Fig. 13 Radius of the PWN (Rpwn) with respect to the evolutionary state of a Sedov SNR, given by the radius of the forward shock Rsnr (Eq. (4)). We show the results for n0 = 10 (top) and 1 cm−3 (bottom). The number next to each curve is log(Ė), i.e., the spin-down energy of the powering pulsar. The filled circle is the size of the SNR and the PWN G29.4+0.1 for a distance of 6.5 kpc, while the dotted line gives Rsnr and Rpwn for the distance range between 5.5 and 7.5 kpc.

4.4 Bow-shock PWN inside an SNR

We have shown that G29.4+0.1 is likely confined by the gas pressure of the SNR interior. As the powering pulsar is expected to be moving at several hundred km s⁻¹, we investigate if it could be powering a bow-shock PWN in contrast to the static scenario.

When a fast-moving pulsar is powering a bow shock, the PWN usually acquires a cometary appearance elongated along the direction of motion, with the pulsar located ahead of the nebula. The termination shock turns into a bullet-like structure with strong X-ray and/or radio emission surrounded by a fainter tail extending to the back. Neither of these features are evident in the X-ray images of G29.4+0.1, which appears elongated perpendicular to the putative direction of motion. Nevertheless, we explore the bow-shock scenario of G29.4+0.1 by analyzing if the pulsar wind can be balanced by the ram pressure of the pulsar motion (P_ram) rather than the pressure of the ambient gas (P_amb), using the system parameters derived in previous sections.

In the direction of the pulsar motion, the termination shock is referred to as the stand-off distance R_w,0 and the ratio between the forward and backward termination shocks gives an estimate of the Mach number: $\mathcal{M}=v_{\text{r}}/c_{\text{s}}~R_{w,0}/R_{w,b}$, with v_r the velocity of the pulsar relative to the local medium and c_s the local speed of sound. Low Mach numbers ($\mathcal{M}\gtrsim 1$) are expected in pulsars moving inside SNRs, while $\mathcal{M}\gg 1$ for pulsars in the ISM (Gaensler & Slane 2006). In a few cases, high-resolution X-ray observations in combination with numerical simulations revealed the internal structure of bow-shock PWNe and lead to the identification of the termination shock, such as the Mouse (Gaensler et al. 2004) and the PWN inside IC 443 (Gaensler et al. 2006). Lacking the identification of the termination shock, we can invoke a scaling relation between R_w,0 and the forward bow-shock distance R_f (i.e., the distance between the pulsar and the apex of the PWN emission): R_w,0 ~ 0.5R_f (see Gaensler & Slane 2006 and references therein). For a pulsar moving in a medium of density ρ, the ram pressure is $P_{\text{ram}}=\rho v_r^2$. Using the sound speed definition $c_{\text{s}}=\sqrt{\gamma P_{\text{amb}}/\rho }$, with γ the adiabatic heat ratio, the pressure balance at R_w,0 between the pulsar wind (assumed to be isotropic) and the ram pressure is given by $$\frac{\dot{E}}{4\pi c{R}_{w,0}^2}=P_{\text{ram}}=\gamma {\mathcal{M}}^2{P}_{\text{amb}}.$$(5)

■ **Information provided**:
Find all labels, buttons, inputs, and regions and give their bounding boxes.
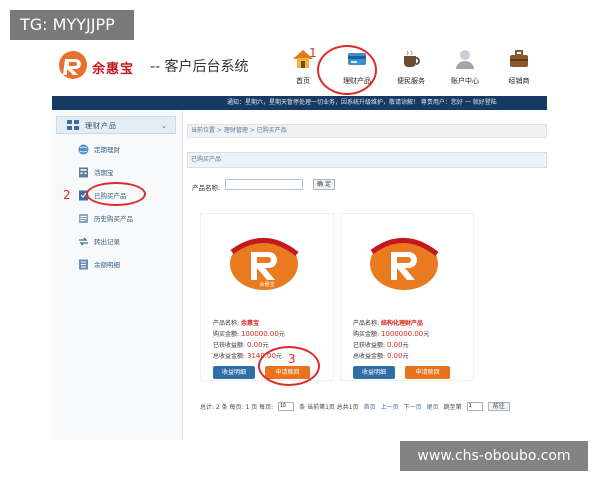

■ **What is asked**:
Print the part of the passage on G29.4+0.1 starting with "When a fast-moving" and going on through "in previous sections.". The listing comes from a separate source, not from the passage on G29.4+0.1.

■ **Written solution**:
When a fast-moving pulsar is powering a bow shock, the PWN usually acquires a cometary appearance elongated along the direction of motion, with the pulsar located ahead of the nebula. The termination shock turns into a bullet-like structure with strong X-ray and/or radio emission surrounded by a fainter tail extending to the back. Neither of these features are evident in the X-ray images of G29.4+0.1, which appears elongated perpendicular to the putative direction of motion. Nevertheless, we explore the bow-shock scenario of G29.4+0.1 by analyzing if the pulsar wind can be balanced by the ram pressure of the pulsar motion (P_ram) rather than the pressure of the ambient gas (P_amb), using the system parameters derived in previous sections.